Collected data entries

%%

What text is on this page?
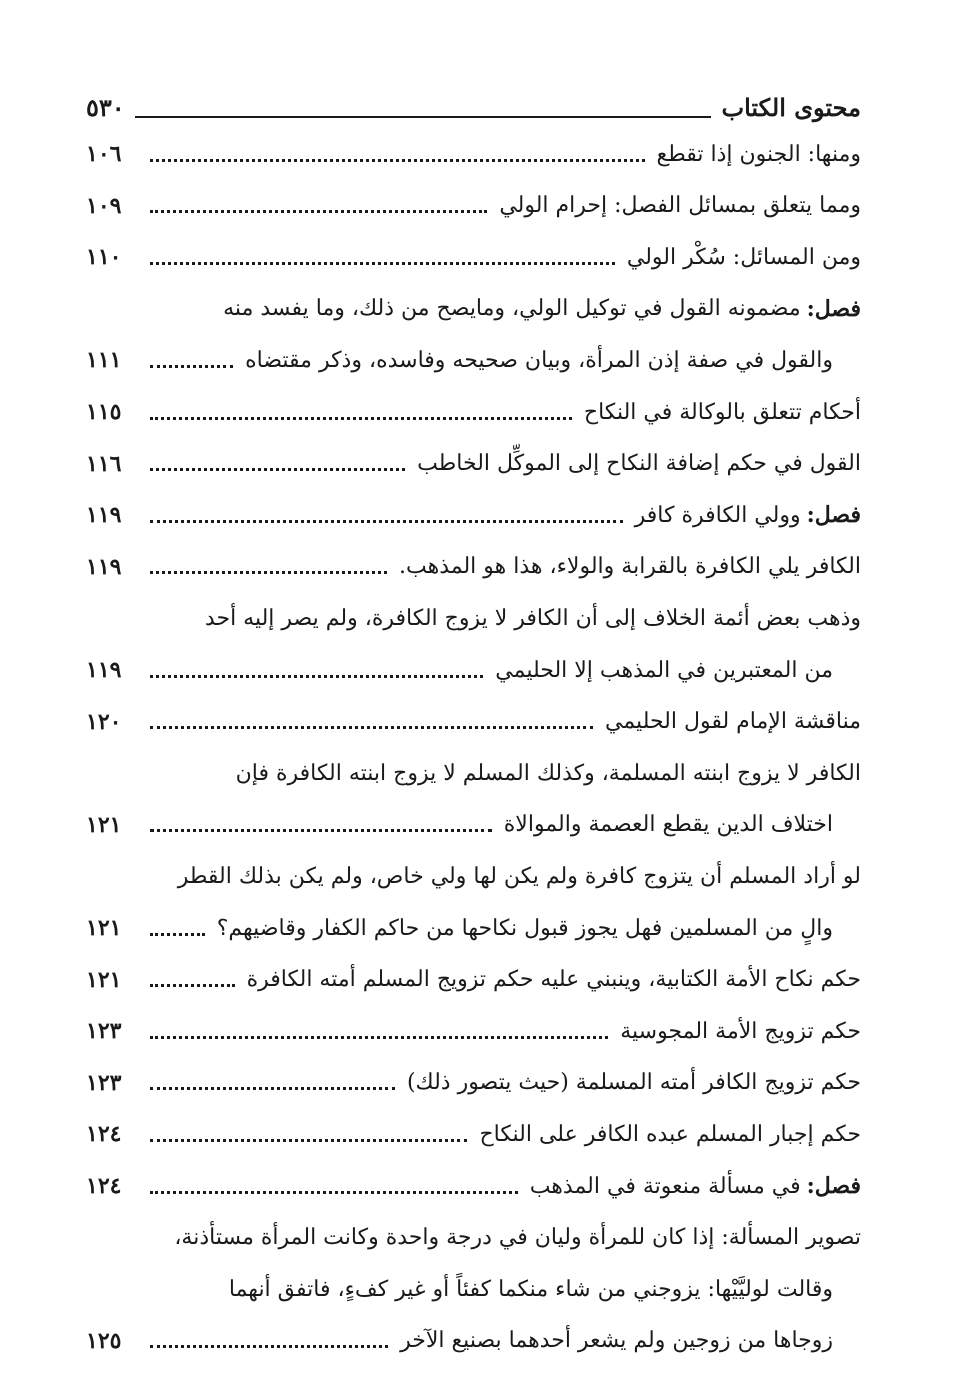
محتوى الكتاب
٥٣٠
ومنها: الجنون إذا تقطع
١٠٦
ومما يتعلق بمسائل الفصل: إحرام الولي
١٠٩
ومن المسائل: سُكْر الولي
١١٠
فصل:
مضمونه القول في توكيل الولي، ومايصح من ذلك، وما يفسد منه
والقول في صفة إذن المرأة، وبيان صحيحه وفاسده، وذكر مقتضاه
١١١
أحكام تتعلق بالوكالة في النكاح
١١٥
القول في حكم إضافة النكاح إلى الموكِّل الخاطب
١١٦
فصل:
وولي الكافرة كافر
١١٩
الكافر يلي الكافرة بالقرابة والولاء، هذا هو المذهب.
١١٩
وذهب بعض أئمة الخلاف إلى أن الكافر لا يزوج الكافرة، ولم يصر إليه أحد
من المعتبرين في المذهب إلا الحليمي
١١٩
مناقشة الإمام لقول الحليمي
١٢٠
الكافر لا يزوج ابنته المسلمة، وكذلك المسلم لا يزوج ابنته الكافرة فإن
اختلاف الدين يقطع العصمة والموالاة
١٢١
لو أراد المسلم أن يتزوج كافرة ولم يكن لها ولي خاص، ولم يكن بذلك القطر
والٍ من المسلمين فهل يجوز قبول نكاحها من حاكم الكفار وقاضيهم؟
١٢١
حكم نكاح الأمة الكتابية، وينبني عليه حكم تزويج المسلم أمته الكافرة
١٢١
حكم تزويج الأمة المجوسية
١٢٣
حكم تزويج الكافر أمته المسلمة (حيث يتصور ذلك)
١٢٣
حكم إجبار المسلم عبده الكافر على النكاح
١٢٤
فصل:
في مسألة منعوتة في المذهب
١٢٤
تصوير المسألة: إذا كان للمرأة وليان في درجة واحدة وكانت المرأة مستأذنة،
وقالت لوليَّيْها: يزوجني من شاء منكما كفئاً أو غير كفءٍ، فاتفق أنهما
زوجاها من زوجين ولم يشعر أحدهما بصنيع الآخر
١٢٥
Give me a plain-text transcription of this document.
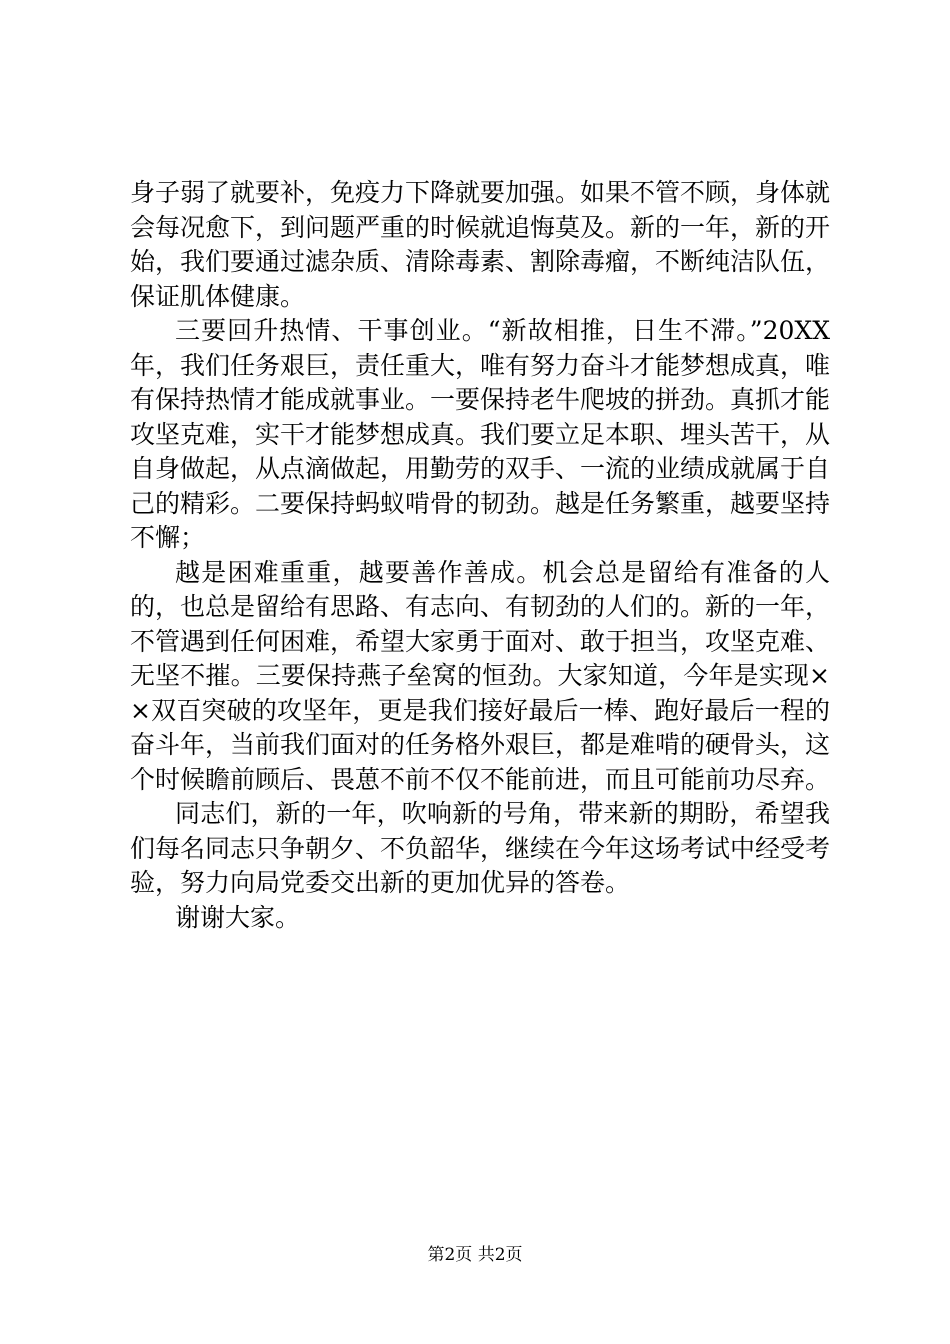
身子弱了就要补，免疫力下降就要加强。如果不管不顾，身体就会每况愈下，到问题严重的时候就追悔莫及。新的一年，新的开始，我们要通过滤杂质、清除毒素、割除毒瘤，不断纯洁队伍，保证肌体健康。

三要回升热情、干事创业。“新故相推，日生不滞。”20XX年，我们任务艰巨，责任重大，唯有努力奋斗才能梦想成真，唯有保持热情才能成就事业。一要保持老牛爬坡的拼劲。真抓才能攻坚克难，实干才能梦想成真。我们要立足本职、埋头苦干，从自身做起，从点滴做起，用勤劳的双手、一流的业绩成就属于自己的精彩。二要保持蚂蚁啃骨的韧劲。越是任务繁重，越要坚持不懈；

越是困难重重，越要善作善成。机会总是留给有准备的人的，也总是留给有思路、有志向、有韧劲的人们的。新的一年，不管遇到任何困难，希望大家勇于面对、敢于担当，攻坚克难、无坚不摧。三要保持燕子垒窝的恒劲。大家知道，今年是实现××双百突破的攻坚年，更是我们接好最后一棒、跑好最后一程的奋斗年，当前我们面对的任务格外艰巨，都是难啃的硬骨头，这个时候瞻前顾后、畏葸不前不仅不能前进，而且可能前功尽弃。

同志们，新的一年，吹响新的号角，带来新的期盼，希望我们每名同志只争朝夕、不负韶华，继续在今年这场考试中经受考验，努力向局党委交出新的更加优异的答卷。

谢谢大家。

第2页 共2页
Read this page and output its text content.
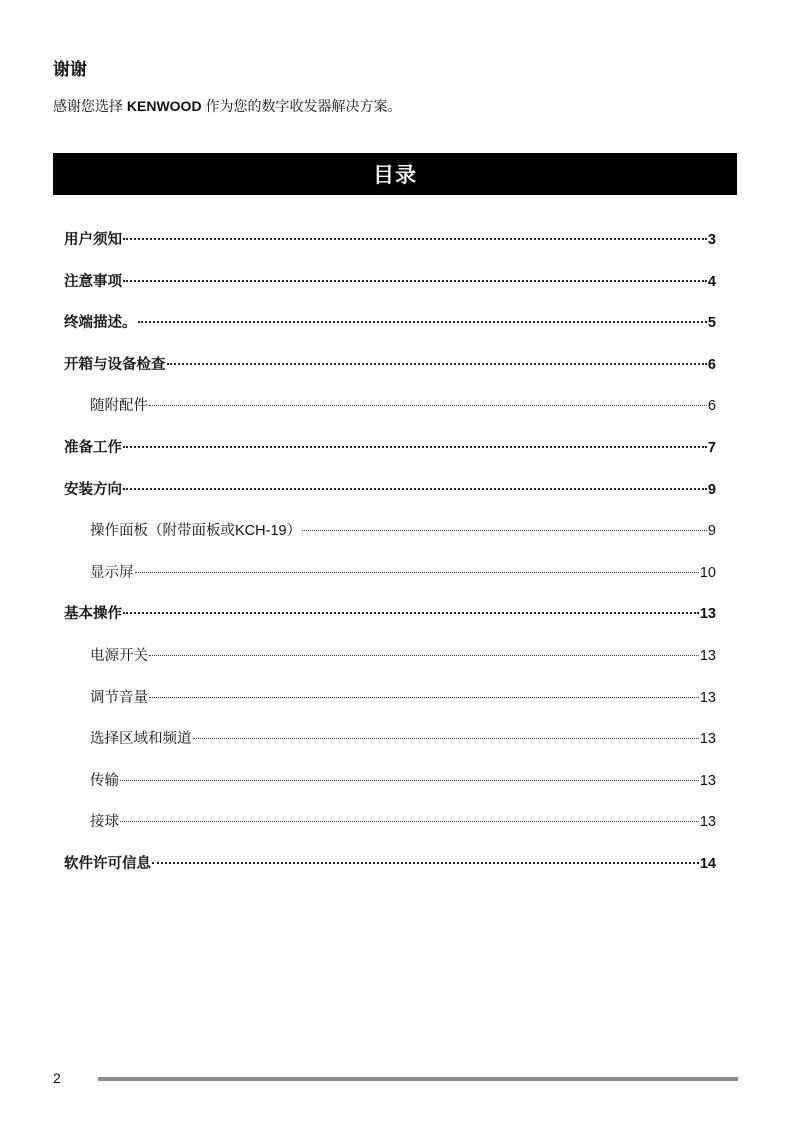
谢谢
感谢您选择 KENWOOD 作为您的数字收发器解决方案。
目录
用户须知	3
注意事项	4
终端描述。	5
开箱与设备检查	6
随附配件	6
准备工作	7
安装方向	9
操作面板（附带面板或KCH-19）	9
显示屏	10
基本操作	13
电源开关	13
调节音量	13
选择区域和频道	13
传输	13
接球	13
软件许可信息	14
2
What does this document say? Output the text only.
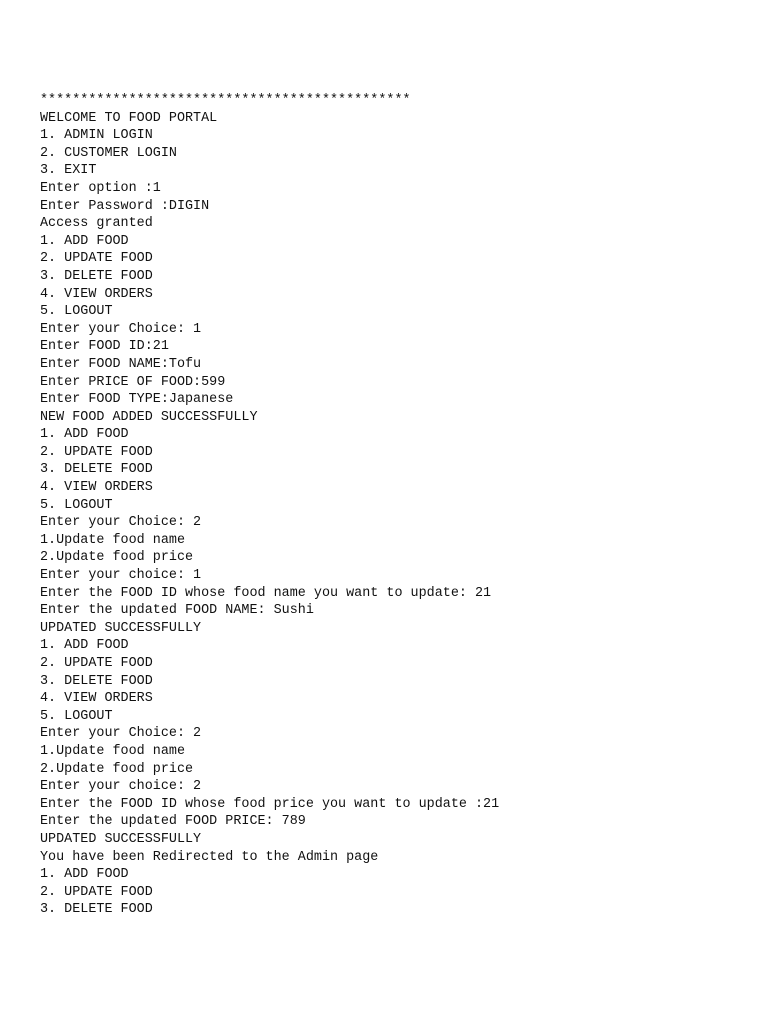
**********************************************
WELCOME TO FOOD PORTAL
1. ADMIN LOGIN
2. CUSTOMER LOGIN
3. EXIT
Enter option :1
Enter Password :DIGIN
Access granted
1. ADD FOOD
2. UPDATE FOOD
3. DELETE FOOD
4. VIEW ORDERS
5. LOGOUT
Enter your Choice: 1
Enter FOOD ID:21
Enter FOOD NAME:Tofu
Enter PRICE OF FOOD:599
Enter FOOD TYPE:Japanese
NEW FOOD ADDED SUCCESSFULLY
1. ADD FOOD
2. UPDATE FOOD
3. DELETE FOOD
4. VIEW ORDERS
5. LOGOUT
Enter your Choice: 2
1.Update food name
2.Update food price
Enter your choice: 1
Enter the FOOD ID whose food name you want to update: 21
Enter the updated FOOD NAME: Sushi
UPDATED SUCCESSFULLY
1. ADD FOOD
2. UPDATE FOOD
3. DELETE FOOD
4. VIEW ORDERS
5. LOGOUT
Enter your Choice: 2
1.Update food name
2.Update food price
Enter your choice: 2
Enter the FOOD ID whose food price you want to update :21
Enter the updated FOOD PRICE: 789
UPDATED SUCCESSFULLY
You have been Redirected to the Admin page
1. ADD FOOD
2. UPDATE FOOD
3. DELETE FOOD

%%

Review the material and copy each line in which the word "text" appears.

EXPECTED ANSWER
What text is on this page?
Give me a plain-text transcription of this document.
Read this page and output its text content.
What does this document say? Output the text only.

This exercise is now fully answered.